▶ _What is asked_: Repeat the material below exactly, with no pictures.

▶ _Given records_:

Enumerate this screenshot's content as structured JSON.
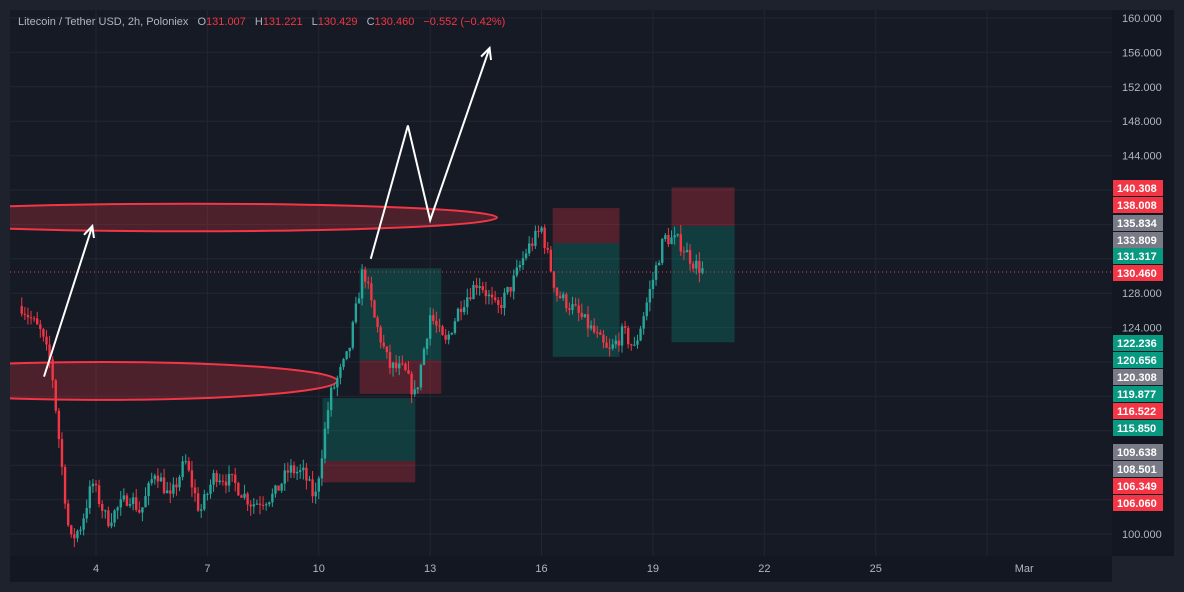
{
  "header": {
    "symbol": "Litecoin / Tether USD, 2h, Poloniex",
    "o_label": "O",
    "o_value": "131.007",
    "h_label": "H",
    "h_value": "131.221",
    "l_label": "L",
    "l_value": "130.429",
    "c_label": "C",
    "c_value": "130.460",
    "change": "−0.552 (−0.42%)"
  },
  "colors": {
    "up": "#26a69a",
    "down": "#f23645",
    "background": "#161a25",
    "axis_text": "#b2b5be"
  },
  "chart_data": {
    "type": "candlestick",
    "xlabel": "",
    "ylabel": "",
    "ylim": [
      98.5,
      161
    ],
    "x_ticks": [
      "4",
      "7",
      "10",
      "13",
      "16",
      "19",
      "22",
      "25",
      "Mar"
    ],
    "y_ticks": [
      "160.000",
      "156.000",
      "152.000",
      "148.000",
      "144.000",
      "128.000",
      "124.000",
      "100.000"
    ],
    "price_tags": [
      {
        "label": "140.308",
        "value": 140.308,
        "color": "#f23645"
      },
      {
        "label": "138.008",
        "value": 138.008,
        "color": "#f23645"
      },
      {
        "label": "135.834",
        "value": 135.834,
        "color": "#787b86"
      },
      {
        "label": "133.809",
        "value": 133.809,
        "color": "#787b86"
      },
      {
        "label": "131.317",
        "value": 131.317,
        "color": "#089981"
      },
      {
        "label": "130.460",
        "value": 130.46,
        "color": "#f23645"
      },
      {
        "label": "122.236",
        "value": 122.236,
        "color": "#089981"
      },
      {
        "label": "120.656",
        "value": 120.656,
        "color": "#089981"
      },
      {
        "label": "120.308",
        "value": 120.308,
        "color": "#787b86"
      },
      {
        "label": "119.877",
        "value": 119.877,
        "color": "#089981"
      },
      {
        "label": "116.522",
        "value": 116.522,
        "color": "#f23645"
      },
      {
        "label": "115.850",
        "value": 115.85,
        "color": "#089981"
      },
      {
        "label": "109.638",
        "value": 109.638,
        "color": "#787b86"
      },
      {
        "label": "108.501",
        "value": 108.501,
        "color": "#787b86"
      },
      {
        "label": "106.349",
        "value": 106.349,
        "color": "#f23645"
      },
      {
        "label": "106.060",
        "value": 106.06,
        "color": "#f23645"
      }
    ],
    "last_price": 130.46,
    "anchors": [
      {
        "day": 2.0,
        "price": 126.5
      },
      {
        "day": 2.5,
        "price": 123.5
      },
      {
        "day": 2.8,
        "price": 119.5
      },
      {
        "day": 3.1,
        "price": 107.0
      },
      {
        "day": 3.3,
        "price": 99.0
      },
      {
        "day": 3.6,
        "price": 101.0
      },
      {
        "day": 3.9,
        "price": 106.0
      },
      {
        "day": 4.3,
        "price": 101.5
      },
      {
        "day": 4.9,
        "price": 104.5
      },
      {
        "day": 5.2,
        "price": 102.5
      },
      {
        "day": 5.6,
        "price": 107.5
      },
      {
        "day": 6.0,
        "price": 104.0
      },
      {
        "day": 6.4,
        "price": 108.5
      },
      {
        "day": 6.8,
        "price": 102.5
      },
      {
        "day": 7.2,
        "price": 107.0
      },
      {
        "day": 7.7,
        "price": 106.0
      },
      {
        "day": 8.2,
        "price": 103.5
      },
      {
        "day": 8.8,
        "price": 104.5
      },
      {
        "day": 9.2,
        "price": 107.5
      },
      {
        "day": 9.6,
        "price": 107.0
      },
      {
        "day": 9.9,
        "price": 104.0
      },
      {
        "day": 10.3,
        "price": 116.0
      },
      {
        "day": 10.8,
        "price": 121.0
      },
      {
        "day": 11.2,
        "price": 131.0
      },
      {
        "day": 11.5,
        "price": 125.0
      },
      {
        "day": 11.9,
        "price": 119.5
      },
      {
        "day": 12.3,
        "price": 119.0
      },
      {
        "day": 12.6,
        "price": 116.0
      },
      {
        "day": 13.0,
        "price": 125.5
      },
      {
        "day": 13.4,
        "price": 122.0
      },
      {
        "day": 13.8,
        "price": 126.5
      },
      {
        "day": 14.3,
        "price": 129.5
      },
      {
        "day": 14.8,
        "price": 126.0
      },
      {
        "day": 15.2,
        "price": 129.0
      },
      {
        "day": 15.6,
        "price": 133.0
      },
      {
        "day": 16.0,
        "price": 135.5
      },
      {
        "day": 16.4,
        "price": 128.0
      },
      {
        "day": 16.9,
        "price": 126.0
      },
      {
        "day": 17.4,
        "price": 123.5
      },
      {
        "day": 17.8,
        "price": 121.0
      },
      {
        "day": 18.2,
        "price": 123.5
      },
      {
        "day": 18.5,
        "price": 121.5
      },
      {
        "day": 18.9,
        "price": 128.0
      },
      {
        "day": 19.3,
        "price": 134.5
      },
      {
        "day": 19.7,
        "price": 134.0
      },
      {
        "day": 20.1,
        "price": 131.5
      },
      {
        "day": 20.4,
        "price": 130.46
      }
    ],
    "zones": [
      {
        "name": "position-1-profit",
        "x0": 11.1,
        "x1": 13.3,
        "y0": 120.2,
        "y1": 130.9,
        "kind": "profit"
      },
      {
        "name": "position-1-loss",
        "x0": 11.1,
        "x1": 13.3,
        "y0": 116.3,
        "y1": 120.2,
        "kind": "loss"
      },
      {
        "name": "position-2-profit",
        "x0": 10.1,
        "x1": 12.6,
        "y0": 108.5,
        "y1": 115.8,
        "kind": "profit"
      },
      {
        "name": "position-2-loss",
        "x0": 10.1,
        "x1": 12.6,
        "y0": 106.0,
        "y1": 108.5,
        "kind": "loss"
      },
      {
        "name": "position-3-loss",
        "x0": 16.3,
        "x1": 18.1,
        "y0": 133.8,
        "y1": 137.9,
        "kind": "loss"
      },
      {
        "name": "position-3-profit",
        "x0": 16.3,
        "x1": 18.1,
        "y0": 120.6,
        "y1": 133.8,
        "kind": "profit"
      },
      {
        "name": "position-4-loss",
        "x0": 19.5,
        "x1": 21.2,
        "y0": 135.8,
        "y1": 140.3,
        "kind": "loss"
      },
      {
        "name": "position-4-profit",
        "x0": 19.5,
        "x1": 21.2,
        "y0": 122.3,
        "y1": 135.8,
        "kind": "profit"
      }
    ],
    "ellipses": [
      {
        "name": "resistance-ellipse",
        "cx": 6.5,
        "cy": 136.8,
        "rx": 8.3,
        "ry": 1.6
      },
      {
        "name": "support-ellipse",
        "cx": 4.2,
        "cy": 117.8,
        "rx": 6.3,
        "ry": 2.2
      }
    ],
    "arrows": [
      {
        "name": "arrow-up-left",
        "points": [
          [
            2.6,
            118.3
          ],
          [
            3.9,
            135.8
          ]
        ]
      },
      {
        "name": "arrow-projection",
        "points": [
          [
            11.4,
            132.0
          ],
          [
            12.4,
            147.5
          ],
          [
            13.0,
            136.5
          ],
          [
            14.6,
            156.5
          ]
        ]
      }
    ]
  }
}
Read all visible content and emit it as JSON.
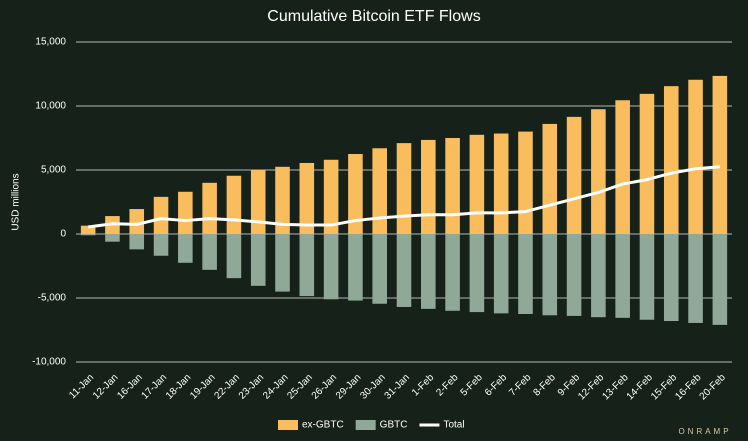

▶ _Response to this task_:
Enumerate this screenshot's content as structured JSON.
{
  "header": {
    "symbol": "Litecoin / Tether USD, 2h, Poloniex",
    "o_label": "O",
    "o_value": "131.007",
    "h_label": "H",
    "h_value": "131.221",
    "l_label": "L",
    "l_value": "130.429",
    "c_label": "C",
    "c_value": "130.460",
    "change": "−0.552 (−0.42%)"
  },
  "colors": {
    "up": "#26a69a",
    "down": "#f23645",
    "background": "#161a25",
    "axis_text": "#b2b5be"
  },
  "chart_data": {
    "type": "candlestick",
    "xlabel": "",
    "ylabel": "",
    "ylim": [
      98.5,
      161
    ],
    "x_ticks": [
      "4",
      "7",
      "10",
      "13",
      "16",
      "19",
      "22",
      "25",
      "Mar"
    ],
    "y_ticks": [
      "160.000",
      "156.000",
      "152.000",
      "148.000",
      "144.000",
      "128.000",
      "124.000",
      "100.000"
    ],
    "price_tags": [
      {
        "label": "140.308",
        "value": 140.308,
        "color": "#f23645"
      },
      {
        "label": "138.008",
        "value": 138.008,
        "color": "#f23645"
      },
      {
        "label": "135.834",
        "value": 135.834,
        "color": "#787b86"
      },
      {
        "label": "133.809",
        "value": 133.809,
        "color": "#787b86"
      },
      {
        "label": "131.317",
        "value": 131.317,
        "color": "#089981"
      },
      {
        "label": "130.460",
        "value": 130.46,
        "color": "#f23645"
      },
      {
        "label": "122.236",
        "value": 122.236,
        "color": "#089981"
      },
      {
        "label": "120.656",
        "value": 120.656,
        "color": "#089981"
      },
      {
        "label": "120.308",
        "value": 120.308,
        "color": "#787b86"
      },
      {
        "label": "119.877",
        "value": 119.877,
        "color": "#089981"
      },
      {
        "label": "116.522",
        "value": 116.522,
        "color": "#f23645"
      },
      {
        "label": "115.850",
        "value": 115.85,
        "color": "#089981"
      },
      {
        "label": "109.638",
        "value": 109.638,
        "color": "#787b86"
      },
      {
        "label": "108.501",
        "value": 108.501,
        "color": "#787b86"
      },
      {
        "label": "106.349",
        "value": 106.349,
        "color": "#f23645"
      },
      {
        "label": "106.060",
        "value": 106.06,
        "color": "#f23645"
      }
    ],
    "last_price": 130.46,
    "anchors": [
      {
        "day": 2.0,
        "price": 126.5
      },
      {
        "day": 2.5,
        "price": 123.5
      },
      {
        "day": 2.8,
        "price": 119.5
      },
      {
        "day": 3.1,
        "price": 107.0
      },
      {
        "day": 3.3,
        "price": 99.0
      },
      {
        "day": 3.6,
        "price": 101.0
      },
      {
        "day": 3.9,
        "price": 106.0
      },
      {
        "day": 4.3,
        "price": 101.5
      },
      {
        "day": 4.9,
        "price": 104.5
      },
      {
        "day": 5.2,
        "price": 102.5
      },
      {
        "day": 5.6,
        "price": 107.5
      },
      {
        "day": 6.0,
        "price": 104.0
      },
      {
        "day": 6.4,
        "price": 108.5
      },
      {
        "day": 6.8,
        "price": 102.5
      },
      {
        "day": 7.2,
        "price": 107.0
      },
      {
        "day": 7.7,
        "price": 106.0
      },
      {
        "day": 8.2,
        "price": 103.5
      },
      {
        "day": 8.8,
        "price": 104.5
      },
      {
        "day": 9.2,
        "price": 107.5
      },
      {
        "day": 9.6,
        "price": 107.0
      },
      {
        "day": 9.9,
        "price": 104.0
      },
      {
        "day": 10.3,
        "price": 116.0
      },
      {
        "day": 10.8,
        "price": 121.0
      },
      {
        "day": 11.2,
        "price": 131.0
      },
      {
        "day": 11.5,
        "price": 125.0
      },
      {
        "day": 11.9,
        "price": 119.5
      },
      {
        "day": 12.3,
        "price": 119.0
      },
      {
        "day": 12.6,
        "price": 116.0
      },
      {
        "day": 13.0,
        "price": 125.5
      },
      {
        "day": 13.4,
        "price": 122.0
      },
      {
        "day": 13.8,
        "price": 126.5
      },
      {
        "day": 14.3,
        "price": 129.5
      },
      {
        "day": 14.8,
        "price": 126.0
      },
      {
        "day": 15.2,
        "price": 129.0
      },
      {
        "day": 15.6,
        "price": 133.0
      },
      {
        "day": 16.0,
        "price": 135.5
      },
      {
        "day": 16.4,
        "price": 128.0
      },
      {
        "day": 16.9,
        "price": 126.0
      },
      {
        "day": 17.4,
        "price": 123.5
      },
      {
        "day": 17.8,
        "price": 121.0
      },
      {
        "day": 18.2,
        "price": 123.5
      },
      {
        "day": 18.5,
        "price": 121.5
      },
      {
        "day": 18.9,
        "price": 128.0
      },
      {
        "day": 19.3,
        "price": 134.5
      },
      {
        "day": 19.7,
        "price": 134.0
      },
      {
        "day": 20.1,
        "price": 131.5
      },
      {
        "day": 20.4,
        "price": 130.46
      }
    ],
    "zones": [
      {
        "name": "position-1-profit",
        "x0": 11.1,
        "x1": 13.3,
        "y0": 120.2,
        "y1": 130.9,
        "kind": "profit"
      },
      {
        "name": "position-1-loss",
        "x0": 11.1,
        "x1": 13.3,
        "y0": 116.3,
        "y1": 120.2,
        "kind": "loss"
      },
      {
        "name": "position-2-profit",
        "x0": 10.1,
        "x1": 12.6,
        "y0": 108.5,
        "y1": 115.8,
        "kind": "profit"
      },
      {
        "name": "position-2-loss",
        "x0": 10.1,
        "x1": 12.6,
        "y0": 106.0,
        "y1": 108.5,
        "kind": "loss"
      },
      {
        "name": "position-3-loss",
        "x0": 16.3,
        "x1": 18.1,
        "y0": 133.8,
        "y1": 137.9,
        "kind": "loss"
      },
      {
        "name": "position-3-profit",
        "x0": 16.3,
        "x1": 18.1,
        "y0": 120.6,
        "y1": 133.8,
        "kind": "profit"
      },
      {
        "name": "position-4-loss",
        "x0": 19.5,
        "x1": 21.2,
        "y0": 135.8,
        "y1": 140.3,
        "kind": "loss"
      },
      {
        "name": "position-4-profit",
        "x0": 19.5,
        "x1": 21.2,
        "y0": 122.3,
        "y1": 135.8,
        "kind": "profit"
      }
    ],
    "ellipses": [
      {
        "name": "resistance-ellipse",
        "cx": 6.5,
        "cy": 136.8,
        "rx": 8.3,
        "ry": 1.6
      },
      {
        "name": "support-ellipse",
        "cx": 4.2,
        "cy": 117.8,
        "rx": 6.3,
        "ry": 2.2
      }
    ],
    "arrows": [
      {
        "name": "arrow-up-left",
        "points": [
          [
            2.6,
            118.3
          ],
          [
            3.9,
            135.8
          ]
        ]
      },
      {
        "name": "arrow-projection",
        "points": [
          [
            11.4,
            132.0
          ],
          [
            12.4,
            147.5
          ],
          [
            13.0,
            136.5
          ],
          [
            14.6,
            156.5
          ]
        ]
      }
    ]
  }
}
Read all visible content and emit it as JSON.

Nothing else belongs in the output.